[Dataset rows]
* * *

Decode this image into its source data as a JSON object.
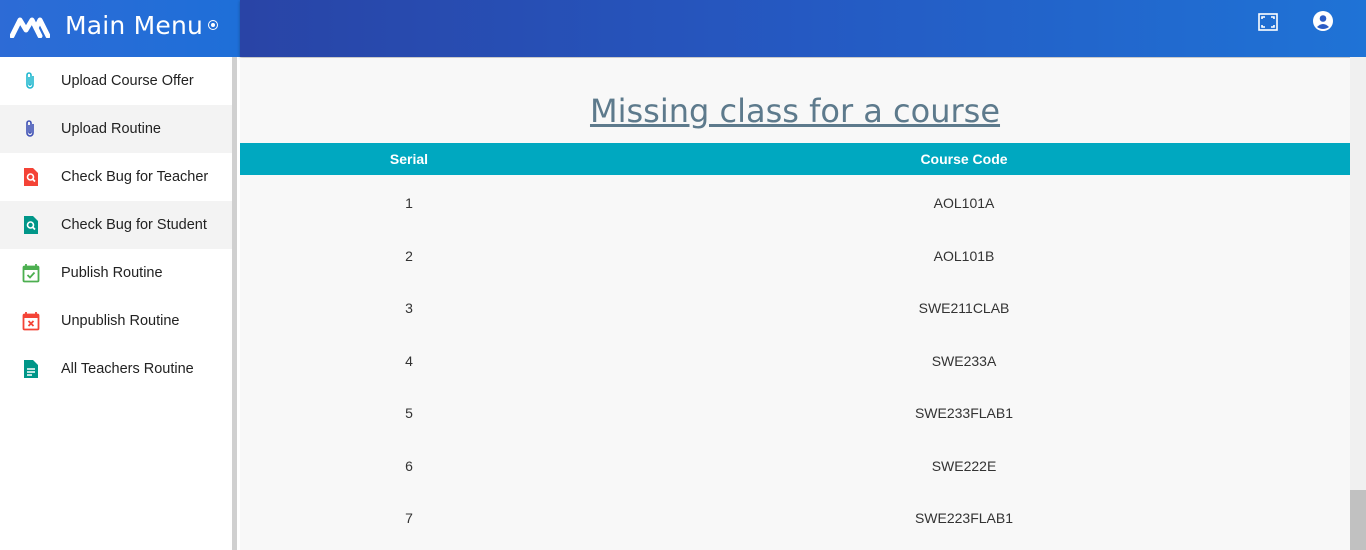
{
  "app": {
    "title": "Main Menu"
  },
  "sidebar": {
    "items": [
      {
        "label": "Upload Course Offer",
        "icon": "paperclip-icon",
        "color": "#20b7cf"
      },
      {
        "label": "Upload Routine",
        "icon": "paperclip-icon",
        "color": "#3f51b5"
      },
      {
        "label": "Check Bug for Teacher",
        "icon": "file-search-icon",
        "color": "#f44336"
      },
      {
        "label": "Check Bug for Student",
        "icon": "file-search-icon",
        "color": "#009688"
      },
      {
        "label": "Publish Routine",
        "icon": "calendar-check-icon",
        "color": "#4caf50"
      },
      {
        "label": "Unpublish Routine",
        "icon": "calendar-remove-icon",
        "color": "#f44336"
      },
      {
        "label": "All Teachers Routine",
        "icon": "file-document-icon",
        "color": "#009688"
      }
    ]
  },
  "main": {
    "title": "Missing class for a course",
    "table": {
      "headers": [
        "Serial",
        "Course Code"
      ],
      "rows": [
        [
          "1",
          "AOL101A"
        ],
        [
          "2",
          "AOL101B"
        ],
        [
          "3",
          "SWE211CLAB"
        ],
        [
          "4",
          "SWE233A"
        ],
        [
          "5",
          "SWE233FLAB1"
        ],
        [
          "6",
          "SWE222E"
        ],
        [
          "7",
          "SWE223FLAB1"
        ]
      ]
    }
  },
  "colors": {
    "header_accent": "#00a8c0",
    "topbar": "#2559c2"
  }
}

* * *

» Instructions for the task: Omitting all images, print the listing exactly.

» Output of the exercise:
Decode this image into its source data as a JSON object.
{
  "app": {
    "title": "Main Menu"
  },
  "sidebar": {
    "items": [
      {
        "label": "Upload Course Offer",
        "icon": "paperclip-icon",
        "color": "#20b7cf"
      },
      {
        "label": "Upload Routine",
        "icon": "paperclip-icon",
        "color": "#3f51b5"
      },
      {
        "label": "Check Bug for Teacher",
        "icon": "file-search-icon",
        "color": "#f44336"
      },
      {
        "label": "Check Bug for Student",
        "icon": "file-search-icon",
        "color": "#009688"
      },
      {
        "label": "Publish Routine",
        "icon": "calendar-check-icon",
        "color": "#4caf50"
      },
      {
        "label": "Unpublish Routine",
        "icon": "calendar-remove-icon",
        "color": "#f44336"
      },
      {
        "label": "All Teachers Routine",
        "icon": "file-document-icon",
        "color": "#009688"
      }
    ]
  },
  "main": {
    "title": "Missing class for a course",
    "table": {
      "headers": [
        "Serial",
        "Course Code"
      ],
      "rows": [
        [
          "1",
          "AOL101A"
        ],
        [
          "2",
          "AOL101B"
        ],
        [
          "3",
          "SWE211CLAB"
        ],
        [
          "4",
          "SWE233A"
        ],
        [
          "5",
          "SWE233FLAB1"
        ],
        [
          "6",
          "SWE222E"
        ],
        [
          "7",
          "SWE223FLAB1"
        ]
      ]
    }
  },
  "colors": {
    "header_accent": "#00a8c0",
    "topbar": "#2559c2"
  }
}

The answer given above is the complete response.